Return all of the lines below exactly as they are.

※ ※ ※

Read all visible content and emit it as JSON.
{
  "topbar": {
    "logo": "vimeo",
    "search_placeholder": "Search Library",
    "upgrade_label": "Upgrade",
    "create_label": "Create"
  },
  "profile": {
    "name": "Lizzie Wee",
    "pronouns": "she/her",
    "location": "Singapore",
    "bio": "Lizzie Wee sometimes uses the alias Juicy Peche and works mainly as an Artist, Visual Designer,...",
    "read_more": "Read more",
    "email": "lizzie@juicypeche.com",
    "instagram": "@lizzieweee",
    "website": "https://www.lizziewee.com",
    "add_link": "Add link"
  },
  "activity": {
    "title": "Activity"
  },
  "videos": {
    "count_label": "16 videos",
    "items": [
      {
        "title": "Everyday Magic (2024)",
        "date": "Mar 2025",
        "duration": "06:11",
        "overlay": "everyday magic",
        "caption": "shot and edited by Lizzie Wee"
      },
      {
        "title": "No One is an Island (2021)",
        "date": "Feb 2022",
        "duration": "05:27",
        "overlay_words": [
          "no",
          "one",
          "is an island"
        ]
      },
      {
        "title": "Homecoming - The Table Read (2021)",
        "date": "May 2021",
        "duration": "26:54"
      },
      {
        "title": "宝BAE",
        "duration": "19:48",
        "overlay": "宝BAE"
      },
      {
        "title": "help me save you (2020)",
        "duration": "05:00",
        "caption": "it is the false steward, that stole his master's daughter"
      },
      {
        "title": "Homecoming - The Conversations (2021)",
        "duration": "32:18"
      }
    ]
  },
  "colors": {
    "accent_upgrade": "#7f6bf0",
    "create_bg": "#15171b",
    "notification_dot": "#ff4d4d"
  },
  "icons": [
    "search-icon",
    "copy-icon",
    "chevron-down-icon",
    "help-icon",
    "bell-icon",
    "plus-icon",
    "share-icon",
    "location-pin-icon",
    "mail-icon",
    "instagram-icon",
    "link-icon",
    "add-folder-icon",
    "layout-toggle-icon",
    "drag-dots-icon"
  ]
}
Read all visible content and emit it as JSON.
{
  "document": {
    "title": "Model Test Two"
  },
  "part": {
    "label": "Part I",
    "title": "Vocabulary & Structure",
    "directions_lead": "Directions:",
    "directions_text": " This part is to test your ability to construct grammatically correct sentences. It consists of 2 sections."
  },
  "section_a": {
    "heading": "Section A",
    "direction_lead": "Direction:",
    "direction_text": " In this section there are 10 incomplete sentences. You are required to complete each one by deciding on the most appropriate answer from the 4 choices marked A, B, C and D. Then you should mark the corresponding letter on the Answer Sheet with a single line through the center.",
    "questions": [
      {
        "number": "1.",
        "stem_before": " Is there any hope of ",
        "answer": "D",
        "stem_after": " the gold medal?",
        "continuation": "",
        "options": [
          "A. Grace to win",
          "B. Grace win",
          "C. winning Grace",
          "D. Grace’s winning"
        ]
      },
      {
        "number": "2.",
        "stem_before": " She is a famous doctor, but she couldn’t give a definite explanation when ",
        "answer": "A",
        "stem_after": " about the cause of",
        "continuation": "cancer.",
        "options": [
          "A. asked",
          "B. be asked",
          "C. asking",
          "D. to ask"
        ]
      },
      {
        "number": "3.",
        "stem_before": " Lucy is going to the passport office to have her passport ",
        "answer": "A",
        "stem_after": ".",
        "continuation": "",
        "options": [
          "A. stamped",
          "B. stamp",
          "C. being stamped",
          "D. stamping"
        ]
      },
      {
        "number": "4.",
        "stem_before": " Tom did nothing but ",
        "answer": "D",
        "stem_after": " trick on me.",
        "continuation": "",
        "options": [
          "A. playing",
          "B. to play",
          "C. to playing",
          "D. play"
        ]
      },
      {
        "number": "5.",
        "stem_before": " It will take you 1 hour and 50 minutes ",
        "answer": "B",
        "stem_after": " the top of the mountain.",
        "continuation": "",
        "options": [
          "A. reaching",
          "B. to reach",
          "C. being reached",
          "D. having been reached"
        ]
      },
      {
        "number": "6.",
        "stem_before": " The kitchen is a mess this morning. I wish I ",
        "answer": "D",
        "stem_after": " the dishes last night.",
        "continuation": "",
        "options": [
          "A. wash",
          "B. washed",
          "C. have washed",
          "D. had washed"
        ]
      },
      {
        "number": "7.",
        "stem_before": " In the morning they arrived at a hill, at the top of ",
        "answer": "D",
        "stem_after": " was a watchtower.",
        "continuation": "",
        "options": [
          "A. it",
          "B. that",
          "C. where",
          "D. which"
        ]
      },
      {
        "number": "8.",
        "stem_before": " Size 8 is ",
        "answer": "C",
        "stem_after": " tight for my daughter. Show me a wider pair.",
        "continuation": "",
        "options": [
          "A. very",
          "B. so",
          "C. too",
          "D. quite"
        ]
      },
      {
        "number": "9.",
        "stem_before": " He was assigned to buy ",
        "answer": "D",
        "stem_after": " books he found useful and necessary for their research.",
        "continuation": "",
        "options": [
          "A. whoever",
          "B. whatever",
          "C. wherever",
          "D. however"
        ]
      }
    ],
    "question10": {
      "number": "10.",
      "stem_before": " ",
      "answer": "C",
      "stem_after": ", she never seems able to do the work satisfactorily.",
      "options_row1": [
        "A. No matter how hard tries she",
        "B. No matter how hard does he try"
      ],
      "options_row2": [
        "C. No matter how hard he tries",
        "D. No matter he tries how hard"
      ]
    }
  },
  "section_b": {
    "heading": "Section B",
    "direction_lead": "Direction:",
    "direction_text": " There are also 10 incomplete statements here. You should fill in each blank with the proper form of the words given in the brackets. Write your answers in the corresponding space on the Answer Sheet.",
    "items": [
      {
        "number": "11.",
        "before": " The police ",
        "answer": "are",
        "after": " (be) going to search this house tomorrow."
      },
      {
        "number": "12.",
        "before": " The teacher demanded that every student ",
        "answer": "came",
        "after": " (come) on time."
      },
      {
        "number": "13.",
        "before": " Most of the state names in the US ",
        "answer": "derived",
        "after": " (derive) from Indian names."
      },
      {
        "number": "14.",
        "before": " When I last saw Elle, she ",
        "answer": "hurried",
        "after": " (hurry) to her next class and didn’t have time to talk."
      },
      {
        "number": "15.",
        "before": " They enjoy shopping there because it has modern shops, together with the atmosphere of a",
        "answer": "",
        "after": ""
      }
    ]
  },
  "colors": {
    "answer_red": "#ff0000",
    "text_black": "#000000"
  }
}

※ ※ ※

- Reply to the exercise -
Read all visible content and emit it as JSON.
{
  "topbar": {
    "logo": "vimeo",
    "search_placeholder": "Search Library",
    "upgrade_label": "Upgrade",
    "create_label": "Create"
  },
  "profile": {
    "name": "Lizzie Wee",
    "pronouns": "she/her",
    "location": "Singapore",
    "bio": "Lizzie Wee sometimes uses the alias Juicy Peche and works mainly as an Artist, Visual Designer,...",
    "read_more": "Read more",
    "email": "lizzie@juicypeche.com",
    "instagram": "@lizzieweee",
    "website": "https://www.lizziewee.com",
    "add_link": "Add link"
  },
  "activity": {
    "title": "Activity"
  },
  "videos": {
    "count_label": "16 videos",
    "items": [
      {
        "title": "Everyday Magic (2024)",
        "date": "Mar 2025",
        "duration": "06:11",
        "overlay": "everyday magic",
        "caption": "shot and edited by Lizzie Wee"
      },
      {
        "title": "No One is an Island (2021)",
        "date": "Feb 2022",
        "duration": "05:27",
        "overlay_words": [
          "no",
          "one",
          "is an island"
        ]
      },
      {
        "title": "Homecoming - The Table Read (2021)",
        "date": "May 2021",
        "duration": "26:54"
      },
      {
        "title": "宝BAE",
        "duration": "19:48",
        "overlay": "宝BAE"
      },
      {
        "title": "help me save you (2020)",
        "duration": "05:00",
        "caption": "it is the false steward, that stole his master's daughter"
      },
      {
        "title": "Homecoming - The Conversations (2021)",
        "duration": "32:18"
      }
    ]
  },
  "colors": {
    "accent_upgrade": "#7f6bf0",
    "create_bg": "#15171b",
    "notification_dot": "#ff4d4d"
  },
  "icons": [
    "search-icon",
    "copy-icon",
    "chevron-down-icon",
    "help-icon",
    "bell-icon",
    "plus-icon",
    "share-icon",
    "location-pin-icon",
    "mail-icon",
    "instagram-icon",
    "link-icon",
    "add-folder-icon",
    "layout-toggle-icon",
    "drag-dots-icon"
  ]
}
Read all visible content and emit it as JSON.
{
  "document": {
    "title": "Model Test Two"
  },
  "part": {
    "label": "Part I",
    "title": "Vocabulary & Structure",
    "directions_lead": "Directions:",
    "directions_text": " This part is to test your ability to construct grammatically correct sentences. It consists of 2 sections."
  },
  "section_a": {
    "heading": "Section A",
    "direction_lead": "Direction:",
    "direction_text": " In this section there are 10 incomplete sentences. You are required to complete each one by deciding on the most appropriate answer from the 4 choices marked A, B, C and D. Then you should mark the corresponding letter on the Answer Sheet with a single line through the center.",
    "questions": [
      {
        "number": "1.",
        "stem_before": " Is there any hope of ",
        "answer": "D",
        "stem_after": " the gold medal?",
        "continuation": "",
        "options": [
          "A. Grace to win",
          "B. Grace win",
          "C. winning Grace",
          "D. Grace’s winning"
        ]
      },
      {
        "number": "2.",
        "stem_before": " She is a famous doctor, but she couldn’t give a definite explanation when ",
        "answer": "A",
        "stem_after": " about the cause of",
        "continuation": "cancer.",
        "options": [
          "A. asked",
          "B. be asked",
          "C. asking",
          "D. to ask"
        ]
      },
      {
        "number": "3.",
        "stem_before": " Lucy is going to the passport office to have her passport ",
        "answer": "A",
        "stem_after": ".",
        "continuation": "",
        "options": [
          "A. stamped",
          "B. stamp",
          "C. being stamped",
          "D. stamping"
        ]
      },
      {
        "number": "4.",
        "stem_before": " Tom did nothing but ",
        "answer": "D",
        "stem_after": " trick on me.",
        "continuation": "",
        "options": [
          "A. playing",
          "B. to play",
          "C. to playing",
          "D. play"
        ]
      },
      {
        "number": "5.",
        "stem_before": " It will take you 1 hour and 50 minutes ",
        "answer": "B",
        "stem_after": " the top of the mountain.",
        "continuation": "",
        "options": [
          "A. reaching",
          "B. to reach",
          "C. being reached",
          "D. having been reached"
        ]
      },
      {
        "number": "6.",
        "stem_before": " The kitchen is a mess this morning. I wish I ",
        "answer": "D",
        "stem_after": " the dishes last night.",
        "continuation": "",
        "options": [
          "A. wash",
          "B. washed",
          "C. have washed",
          "D. had washed"
        ]
      },
      {
        "number": "7.",
        "stem_before": " In the morning they arrived at a hill, at the top of ",
        "answer": "D",
        "stem_after": " was a watchtower.",
        "continuation": "",
        "options": [
          "A. it",
          "B. that",
          "C. where",
          "D. which"
        ]
      },
      {
        "number": "8.",
        "stem_before": " Size 8 is ",
        "answer": "C",
        "stem_after": " tight for my daughter. Show me a wider pair.",
        "continuation": "",
        "options": [
          "A. very",
          "B. so",
          "C. too",
          "D. quite"
        ]
      },
      {
        "number": "9.",
        "stem_before": " He was assigned to buy ",
        "answer": "D",
        "stem_after": " books he found useful and necessary for their research.",
        "continuation": "",
        "options": [
          "A. whoever",
          "B. whatever",
          "C. wherever",
          "D. however"
        ]
      }
    ],
    "question10": {
      "number": "10.",
      "stem_before": " ",
      "answer": "C",
      "stem_after": ", she never seems able to do the work satisfactorily.",
      "options_row1": [
        "A. No matter how hard tries she",
        "B. No matter how hard does he try"
      ],
      "options_row2": [
        "C. No matter how hard he tries",
        "D. No matter he tries how hard"
      ]
    }
  },
  "section_b": {
    "heading": "Section B",
    "direction_lead": "Direction:",
    "direction_text": " There are also 10 incomplete statements here. You should fill in each blank with the proper form of the words given in the brackets. Write your answers in the corresponding space on the Answer Sheet.",
    "items": [
      {
        "number": "11.",
        "before": " The police ",
        "answer": "are",
        "after": " (be) going to search this house tomorrow."
      },
      {
        "number": "12.",
        "before": " The teacher demanded that every student ",
        "answer": "came",
        "after": " (come) on time."
      },
      {
        "number": "13.",
        "before": " Most of the state names in the US ",
        "answer": "derived",
        "after": " (derive) from Indian names."
      },
      {
        "number": "14.",
        "before": " When I last saw Elle, she ",
        "answer": "hurried",
        "after": " (hurry) to her next class and didn’t have time to talk."
      },
      {
        "number": "15.",
        "before": " They enjoy shopping there because it has modern shops, together with the atmosphere of a",
        "answer": "",
        "after": ""
      }
    ]
  },
  "colors": {
    "answer_red": "#ff0000",
    "text_black": "#000000"
  }
}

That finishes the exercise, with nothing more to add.